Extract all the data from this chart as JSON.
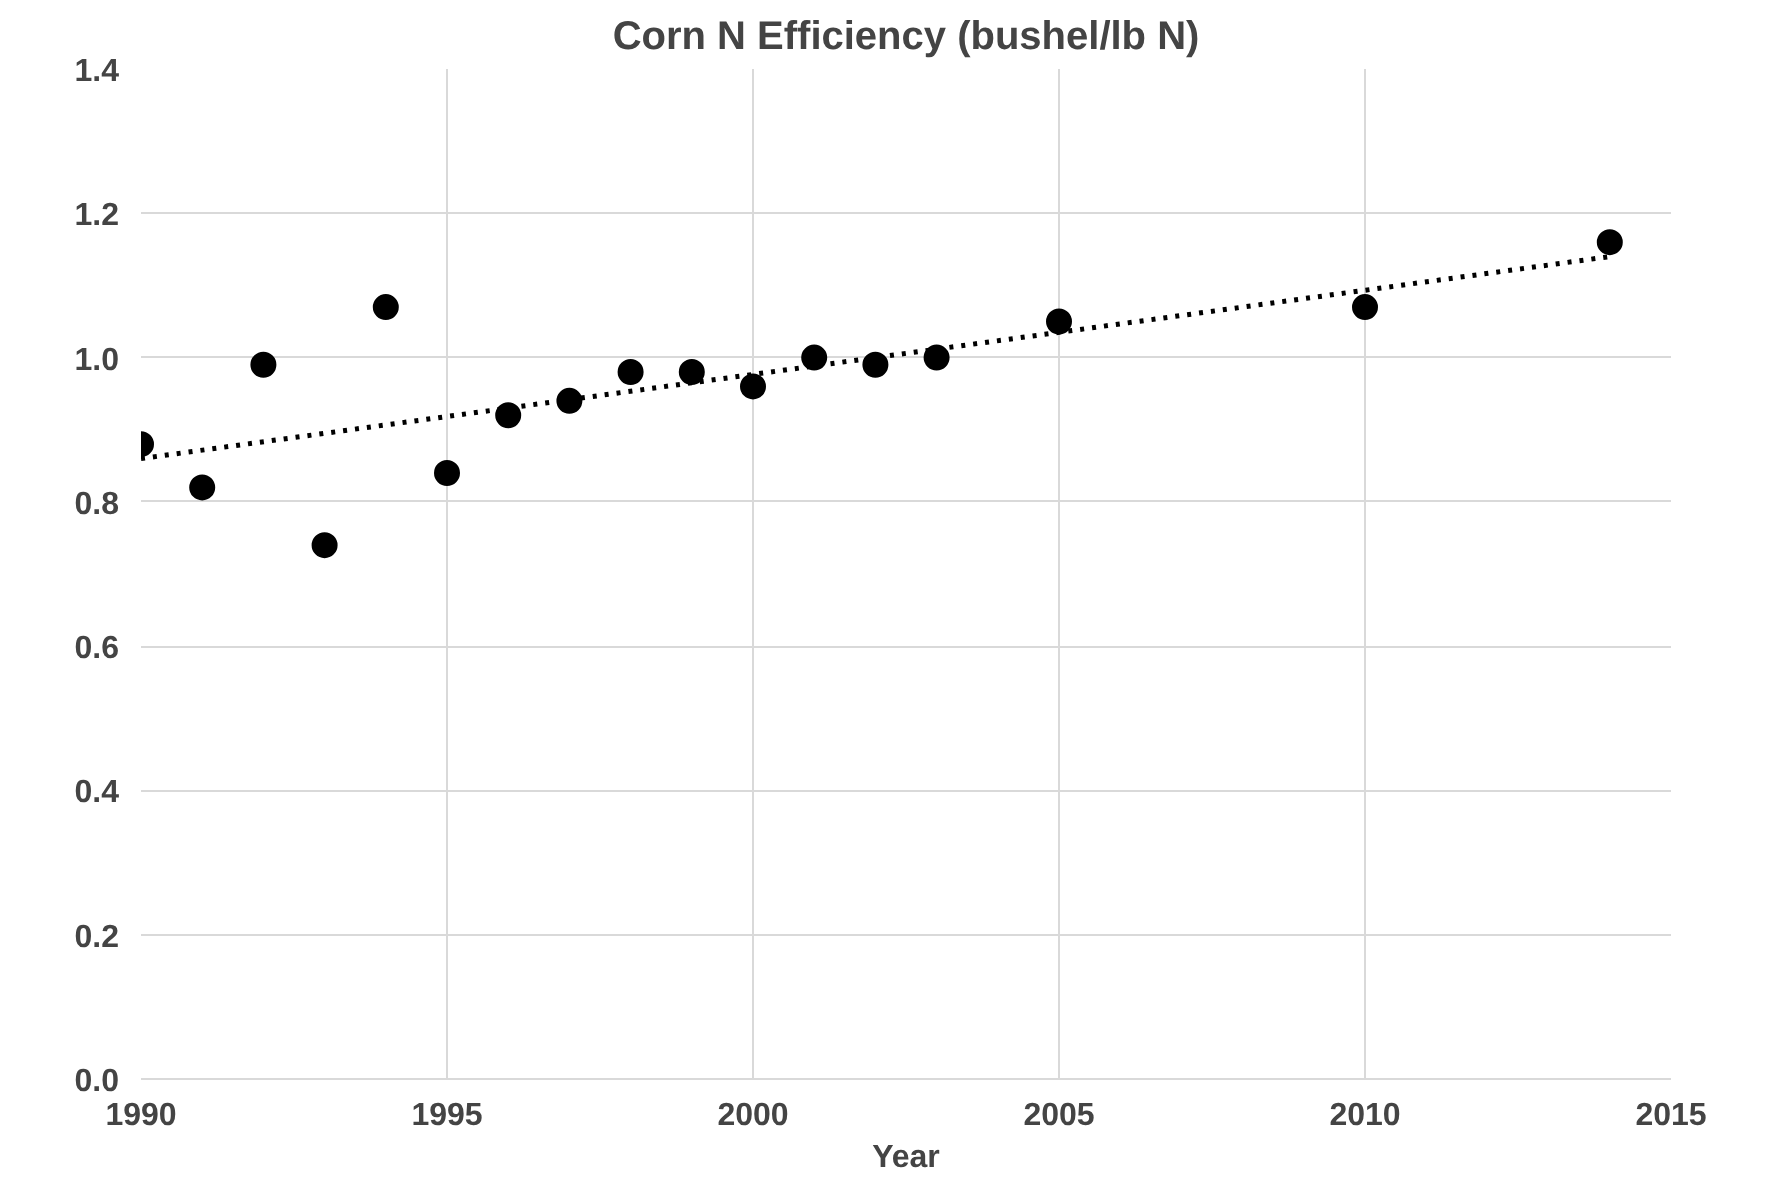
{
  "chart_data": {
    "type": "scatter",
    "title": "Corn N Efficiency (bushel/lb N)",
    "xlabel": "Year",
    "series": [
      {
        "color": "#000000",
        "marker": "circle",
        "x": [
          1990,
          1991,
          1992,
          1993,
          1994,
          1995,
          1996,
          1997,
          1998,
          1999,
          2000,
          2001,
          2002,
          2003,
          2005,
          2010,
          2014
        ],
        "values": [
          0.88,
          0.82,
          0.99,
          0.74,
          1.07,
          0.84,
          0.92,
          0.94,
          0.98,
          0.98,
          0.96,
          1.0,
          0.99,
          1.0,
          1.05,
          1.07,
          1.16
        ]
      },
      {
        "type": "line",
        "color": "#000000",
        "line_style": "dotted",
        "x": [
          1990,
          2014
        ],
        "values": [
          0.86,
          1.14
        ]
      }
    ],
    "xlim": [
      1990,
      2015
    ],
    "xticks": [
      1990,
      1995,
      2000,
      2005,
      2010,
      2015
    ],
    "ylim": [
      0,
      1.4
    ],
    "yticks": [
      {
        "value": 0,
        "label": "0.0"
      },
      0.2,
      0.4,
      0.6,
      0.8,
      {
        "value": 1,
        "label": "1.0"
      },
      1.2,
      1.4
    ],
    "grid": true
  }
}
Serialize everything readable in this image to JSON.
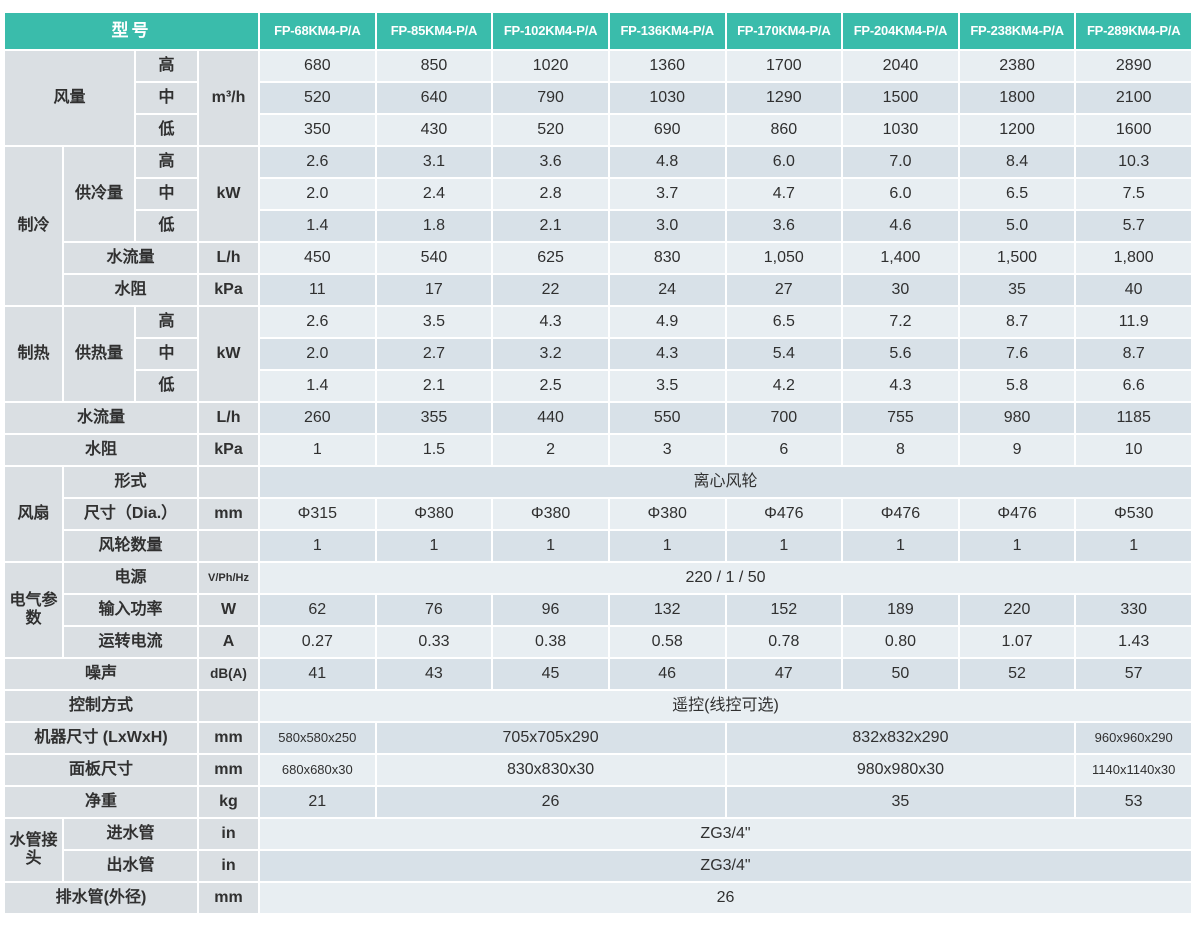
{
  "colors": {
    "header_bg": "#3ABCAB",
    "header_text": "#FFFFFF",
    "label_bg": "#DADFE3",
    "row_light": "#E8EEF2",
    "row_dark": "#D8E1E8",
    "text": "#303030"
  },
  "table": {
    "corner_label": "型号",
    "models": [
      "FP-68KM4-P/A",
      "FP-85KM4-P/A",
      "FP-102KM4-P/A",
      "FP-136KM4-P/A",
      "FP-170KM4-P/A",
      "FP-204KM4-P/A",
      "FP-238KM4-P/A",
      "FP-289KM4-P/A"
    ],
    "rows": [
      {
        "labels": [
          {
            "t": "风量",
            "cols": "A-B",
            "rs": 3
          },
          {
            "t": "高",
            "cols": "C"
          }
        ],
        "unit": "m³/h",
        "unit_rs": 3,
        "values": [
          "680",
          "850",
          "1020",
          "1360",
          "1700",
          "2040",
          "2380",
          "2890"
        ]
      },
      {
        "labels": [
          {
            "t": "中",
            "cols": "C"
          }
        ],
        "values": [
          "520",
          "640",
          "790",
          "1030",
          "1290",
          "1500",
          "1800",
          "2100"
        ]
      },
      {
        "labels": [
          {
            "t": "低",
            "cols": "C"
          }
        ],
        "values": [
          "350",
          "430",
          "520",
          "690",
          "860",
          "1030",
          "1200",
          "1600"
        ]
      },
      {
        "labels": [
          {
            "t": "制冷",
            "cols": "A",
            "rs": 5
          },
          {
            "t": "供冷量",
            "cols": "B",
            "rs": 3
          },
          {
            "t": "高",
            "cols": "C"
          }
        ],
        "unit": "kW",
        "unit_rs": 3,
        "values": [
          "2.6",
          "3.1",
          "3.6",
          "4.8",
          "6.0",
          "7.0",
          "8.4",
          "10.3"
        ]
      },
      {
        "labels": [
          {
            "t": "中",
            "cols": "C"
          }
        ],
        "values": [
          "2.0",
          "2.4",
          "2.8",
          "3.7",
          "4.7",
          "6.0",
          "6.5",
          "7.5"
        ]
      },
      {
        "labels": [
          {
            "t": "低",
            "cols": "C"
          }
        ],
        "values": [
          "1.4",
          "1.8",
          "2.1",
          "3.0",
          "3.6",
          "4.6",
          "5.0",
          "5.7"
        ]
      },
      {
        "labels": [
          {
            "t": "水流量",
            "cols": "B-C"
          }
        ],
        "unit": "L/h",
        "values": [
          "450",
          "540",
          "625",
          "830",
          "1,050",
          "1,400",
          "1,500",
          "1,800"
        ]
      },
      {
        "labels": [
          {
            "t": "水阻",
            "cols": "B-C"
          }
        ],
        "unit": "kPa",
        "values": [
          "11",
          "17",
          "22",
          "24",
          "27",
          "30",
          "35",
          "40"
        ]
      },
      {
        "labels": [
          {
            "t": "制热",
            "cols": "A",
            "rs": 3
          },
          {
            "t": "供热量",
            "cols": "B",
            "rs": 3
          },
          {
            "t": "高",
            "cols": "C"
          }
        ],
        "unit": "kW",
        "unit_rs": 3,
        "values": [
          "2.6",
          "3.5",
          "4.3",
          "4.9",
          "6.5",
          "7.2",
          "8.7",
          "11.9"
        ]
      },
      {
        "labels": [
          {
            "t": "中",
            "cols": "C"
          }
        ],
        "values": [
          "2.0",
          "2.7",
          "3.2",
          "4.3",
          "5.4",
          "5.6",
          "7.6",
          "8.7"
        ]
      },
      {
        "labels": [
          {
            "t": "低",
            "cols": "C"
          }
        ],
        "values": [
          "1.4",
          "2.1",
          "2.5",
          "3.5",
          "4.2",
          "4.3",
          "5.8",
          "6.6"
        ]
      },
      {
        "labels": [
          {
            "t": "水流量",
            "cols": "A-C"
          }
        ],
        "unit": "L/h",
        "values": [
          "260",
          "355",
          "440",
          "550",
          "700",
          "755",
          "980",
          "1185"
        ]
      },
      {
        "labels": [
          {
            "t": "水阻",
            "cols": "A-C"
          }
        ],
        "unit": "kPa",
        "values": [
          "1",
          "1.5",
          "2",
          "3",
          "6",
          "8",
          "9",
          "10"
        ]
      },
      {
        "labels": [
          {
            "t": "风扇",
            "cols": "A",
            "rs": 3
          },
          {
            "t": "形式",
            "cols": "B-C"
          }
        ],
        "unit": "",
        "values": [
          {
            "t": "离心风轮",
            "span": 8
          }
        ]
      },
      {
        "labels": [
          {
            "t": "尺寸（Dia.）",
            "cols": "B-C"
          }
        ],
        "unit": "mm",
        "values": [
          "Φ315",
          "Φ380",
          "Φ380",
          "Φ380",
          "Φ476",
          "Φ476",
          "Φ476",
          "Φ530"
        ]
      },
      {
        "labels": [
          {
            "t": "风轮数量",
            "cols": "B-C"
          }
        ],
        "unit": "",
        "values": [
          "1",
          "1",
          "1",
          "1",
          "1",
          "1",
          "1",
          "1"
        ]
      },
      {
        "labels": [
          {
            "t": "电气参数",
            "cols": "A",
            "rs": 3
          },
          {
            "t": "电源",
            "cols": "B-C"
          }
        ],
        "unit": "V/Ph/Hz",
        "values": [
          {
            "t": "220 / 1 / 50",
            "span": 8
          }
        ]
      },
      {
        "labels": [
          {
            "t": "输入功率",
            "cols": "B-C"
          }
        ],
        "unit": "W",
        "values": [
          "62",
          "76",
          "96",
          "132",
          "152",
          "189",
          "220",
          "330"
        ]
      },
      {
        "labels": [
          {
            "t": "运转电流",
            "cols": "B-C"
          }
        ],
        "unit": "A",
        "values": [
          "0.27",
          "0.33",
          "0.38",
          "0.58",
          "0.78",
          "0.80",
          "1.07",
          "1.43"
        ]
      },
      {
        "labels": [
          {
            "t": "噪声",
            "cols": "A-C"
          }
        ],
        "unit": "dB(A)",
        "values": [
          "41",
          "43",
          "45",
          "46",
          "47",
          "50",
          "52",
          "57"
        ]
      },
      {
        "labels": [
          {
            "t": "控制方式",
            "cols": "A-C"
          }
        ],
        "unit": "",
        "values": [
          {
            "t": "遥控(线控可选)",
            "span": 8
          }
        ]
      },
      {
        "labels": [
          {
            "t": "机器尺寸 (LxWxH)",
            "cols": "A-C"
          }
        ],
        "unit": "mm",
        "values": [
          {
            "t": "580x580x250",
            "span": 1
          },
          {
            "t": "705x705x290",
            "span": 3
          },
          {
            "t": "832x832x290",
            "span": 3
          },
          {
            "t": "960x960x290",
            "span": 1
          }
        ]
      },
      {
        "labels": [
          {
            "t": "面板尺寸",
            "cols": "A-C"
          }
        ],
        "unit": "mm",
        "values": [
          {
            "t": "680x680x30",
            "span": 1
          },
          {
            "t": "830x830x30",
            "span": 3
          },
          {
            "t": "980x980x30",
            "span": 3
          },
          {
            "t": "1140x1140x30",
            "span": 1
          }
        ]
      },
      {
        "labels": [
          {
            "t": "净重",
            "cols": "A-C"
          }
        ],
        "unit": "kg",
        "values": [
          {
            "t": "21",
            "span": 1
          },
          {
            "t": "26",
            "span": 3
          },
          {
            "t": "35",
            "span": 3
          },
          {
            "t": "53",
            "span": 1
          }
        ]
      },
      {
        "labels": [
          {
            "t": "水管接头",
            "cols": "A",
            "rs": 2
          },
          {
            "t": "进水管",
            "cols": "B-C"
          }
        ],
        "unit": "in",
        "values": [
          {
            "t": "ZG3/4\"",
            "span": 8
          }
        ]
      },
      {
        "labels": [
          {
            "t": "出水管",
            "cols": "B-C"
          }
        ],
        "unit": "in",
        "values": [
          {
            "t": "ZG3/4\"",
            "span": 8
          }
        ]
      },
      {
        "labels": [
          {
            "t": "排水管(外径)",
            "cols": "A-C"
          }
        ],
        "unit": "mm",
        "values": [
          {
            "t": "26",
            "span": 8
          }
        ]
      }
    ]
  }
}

### Task goal
Pull every line containing the word "this" out of the entries above.

### Task response
Extract all the data from this chart as JSON.
Serialize everything readable in this image to JSON.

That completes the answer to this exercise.